- Extrait du document
==*==
# voyagé en avion avec son Imac



## Bellette68 (21 Juillet 2012)

Bonsoir tout le monde
Je vais quitter la france pour le canada en avion.
Bien sûr , j'ai du mal à me dire "vends ton Imac". Du coup, je veux l'emmener avec moi en cabine.
Sachant que je prend un vol régional jusqu'à Paris avec Air france et ensuite paris montréal avec Air transat.
Avez vous déja effectuer ce trajet? Avec un sac timbag? ou I lugger?
Avez vous rencontrer des soucis?
et surtout est ce possible vu qu'il dépasse les normes de bagages à main???
J'ai déja appelé Air France, et ne peuvent pas garantir que ça passe....

voilou mon vol est dans trois semaines, je compte sur votre expérience.

ELise


----------



## ledu26 (22 Juillet 2012)

21,5 ou 27" ?


----------



## Anonyme (22 Juillet 2012)

Bellette68 a dit:


> voilou mon vol est dans trois semaines, je compte sur votre expérience.
> 
> ELise



L'idéal serait d'avoir conservé le carton d'origine, avec les protections en polystyrène ... pour le faire voyager en soute, ou de l'envoyer


----------



## mikalak (22 Juillet 2012)
==*==
- Données fournies
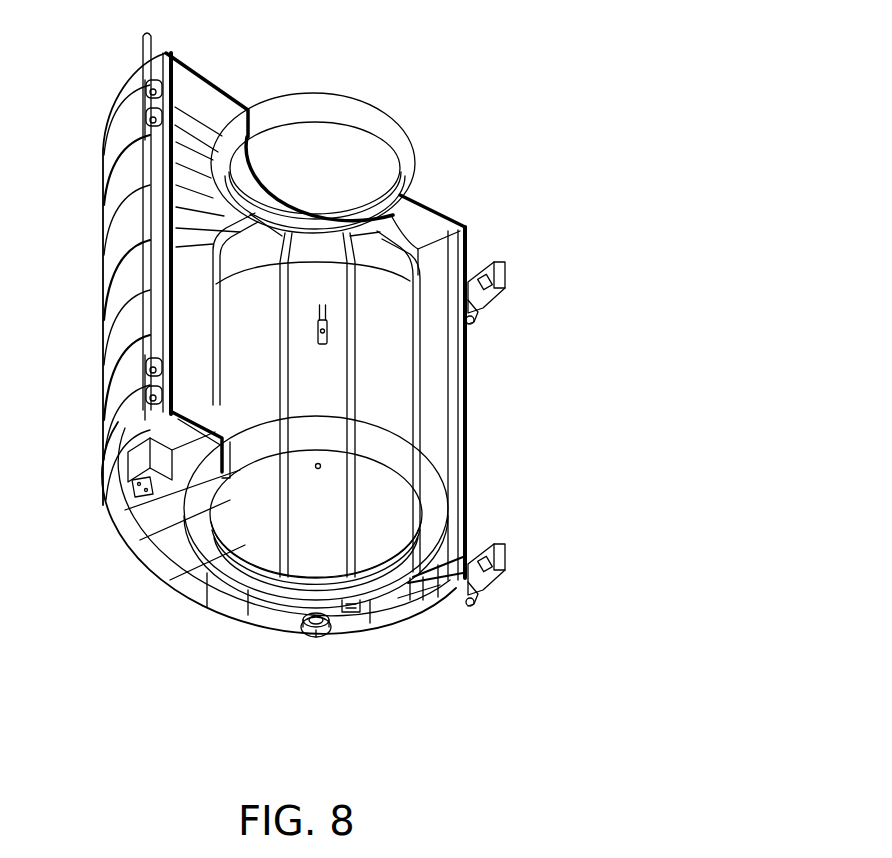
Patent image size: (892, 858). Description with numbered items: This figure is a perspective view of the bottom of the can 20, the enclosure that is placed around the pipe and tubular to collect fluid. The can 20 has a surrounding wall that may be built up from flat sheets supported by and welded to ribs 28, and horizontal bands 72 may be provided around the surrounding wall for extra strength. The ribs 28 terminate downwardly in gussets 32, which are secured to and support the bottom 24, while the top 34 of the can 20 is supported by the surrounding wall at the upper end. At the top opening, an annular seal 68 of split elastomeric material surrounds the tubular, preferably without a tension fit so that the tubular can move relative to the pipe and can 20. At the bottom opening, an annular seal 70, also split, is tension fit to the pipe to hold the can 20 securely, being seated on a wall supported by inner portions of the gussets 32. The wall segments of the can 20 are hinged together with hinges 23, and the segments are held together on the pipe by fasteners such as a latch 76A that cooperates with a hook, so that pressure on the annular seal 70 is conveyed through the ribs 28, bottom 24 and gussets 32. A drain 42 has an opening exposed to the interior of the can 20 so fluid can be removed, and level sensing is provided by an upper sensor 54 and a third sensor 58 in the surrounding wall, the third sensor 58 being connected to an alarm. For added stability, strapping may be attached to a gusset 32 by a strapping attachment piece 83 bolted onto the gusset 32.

The can 20 is at (606, 98).
The hinges 23 is at (148, 87).
The bottom 24 is at (157, 415).
The ribs 28 is at (283, 300).
The gussets 32 is at (158, 455).
The top 34 is at (200, 97).
The drain 42 is at (307, 628).
The upper sensor 54 is at (343, 467).
The third sensor 58 is at (327, 325).
The annular seal 68 is at (296, 105).
The annular seal 70 is at (203, 547).
The horizontal bands 72 is at (105, 176).
The latch 76A is at (503, 272).
The strapping attachment piece 83 is at (130, 486).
==*==
- Consigne A
Transcrivez le passage du fil de discussion en commençant à « Bien sûr , j'ai » et en terminant à « bagages à main??? ».
- Consigne B
Reproduisez mot pour mot l'intégralité du listing ci-dessus, sans y inclure les images.

- Réponse attendue A
Bien sûr , j'ai du mal à me dire "vends ton Imac". Du coup, je veux l'emmener avec moi en cabine.
Sachant que je prend un vol régional jusqu'à Paris avec Air france et ensuite paris montréal avec Air transat.
Avez vous déja effectuer ce trajet? Avec un sac timbag? ou I lugger?
Avez vous rencontrer des soucis?
et surtout est ce possible vu qu'il dépasse les normes de bagages à main???

- Réponse attendue B
Patent image size: (892, 858). Description with numbered items: This figure is a perspective view of the bottom of the can 20, the enclosure that is placed around the pipe and tubular to collect fluid. The can 20 has a surrounding wall that may be built up from flat sheets supported by and welded to ribs 28, and horizontal bands 72 may be provided around the surrounding wall for extra strength. The ribs 28 terminate downwardly in gussets 32, which are secured to and support the bottom 24, while the top 34 of the can 20 is supported by the surrounding wall at the upper end. At the top opening, an annular seal 68 of split elastomeric material surrounds the tubular, preferably without a tension fit so that the tubular can move relative to the pipe and can 20. At the bottom opening, an annular seal 70, also split, is tension fit to the pipe to hold the can 20 securely, being seated on a wall supported by inner portions of the gussets 32. The wall segments of the can 20 are hinged together with hinges 23, and the segments are held together on the pipe by fasteners such as a latch 76A that cooperates with a hook, so that pressure on the annular seal 70 is conveyed through the ribs 28, bottom 24 and gussets 32. A drain 42 has an opening exposed to the interior of the can 20 so fluid can be removed, and level sensing is provided by an upper sensor 54 and a third sensor 58 in the surrounding wall, the third sensor 58 being connected to an alarm. For added stability, strapping may be attached to a gusset 32 by a strapping attachment piece 83 bolted onto the gusset 32.

The can 20 is at (606, 98).
The hinges 23 is at (148, 87).
The bottom 24 is at (157, 415).
The ribs 28 is at (283, 300).
The gussets 32 is at (158, 455).
The top 34 is at (200, 97).
The drain 42 is at (307, 628).
The upper sensor 54 is at (343, 467).
The third sensor 58 is at (327, 325).
The annular seal 68 is at (296, 105).
The annular seal 70 is at (203, 547).
The horizontal bands 72 is at (105, 176).
The latch 76A is at (503, 272).
The strapping attachment piece 83 is at (130, 486).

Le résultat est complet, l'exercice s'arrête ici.